Render this sentence from the forum thread in Spanish: "I have a few such microbenchmarks that varied under 1.4.x, but Sun seems to have fixed up the 1.5 client vm, at least for these."

**Source text:**
- - - - - - -
Anyone have a 1.5 server vs client vm comparison?

S

Scott Ellsworth

Hi, all.

I am looking for a very simple class with different performance
characteristics under 1.5.0 server than under 1.5.0 client. I am hoping
for perhaps a factor of two in speed, but I will take what I can get.

I have a few such microbenchmarks that varied under 1.4.x, but Sun seems
to have fixed up the 1.5 client vm, at least for these.

(Why, you ask? Because someone here contended that there are no
differences between the two now. I wanted to measure it myself.)

Scott
 
K

Kevin McMurtrie

Scott Ellsworth said:
Hi, all.

I am looking for a very simple class with different performance
characteristics under 1.5.0 server than under 1.5.0 client. I am hoping
for perhaps a factor of two in speed, but I will take what I can get.

I have a few such microbenchmarks that varied under 1.4.x, but Sun seems
to have fixed up the 1.5 client vm, at least for these.

(Why, you ask? Because someone here contended that there are no
differences between the two now. I wanted to measure it myself.)
- - - - - - -
**Provided material:**

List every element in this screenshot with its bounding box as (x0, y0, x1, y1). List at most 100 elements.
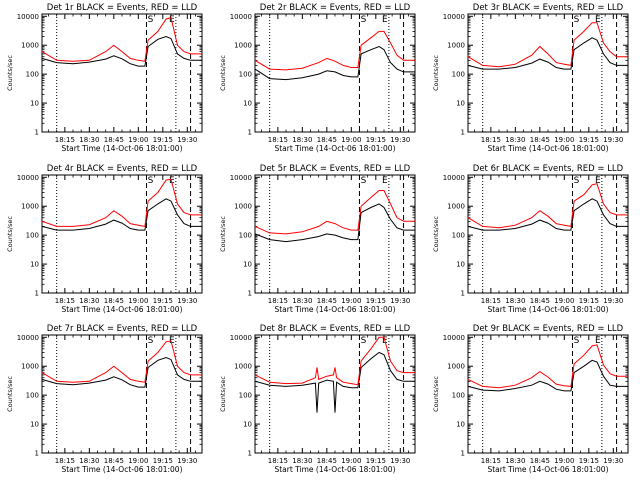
- - - - - - -
**Task response:** Tengo algunos microbenchmarks de ese tipo que variaban con 1.4.x, pero Sun parece haber arreglado la VM cliente de 1.5, al menos para estos.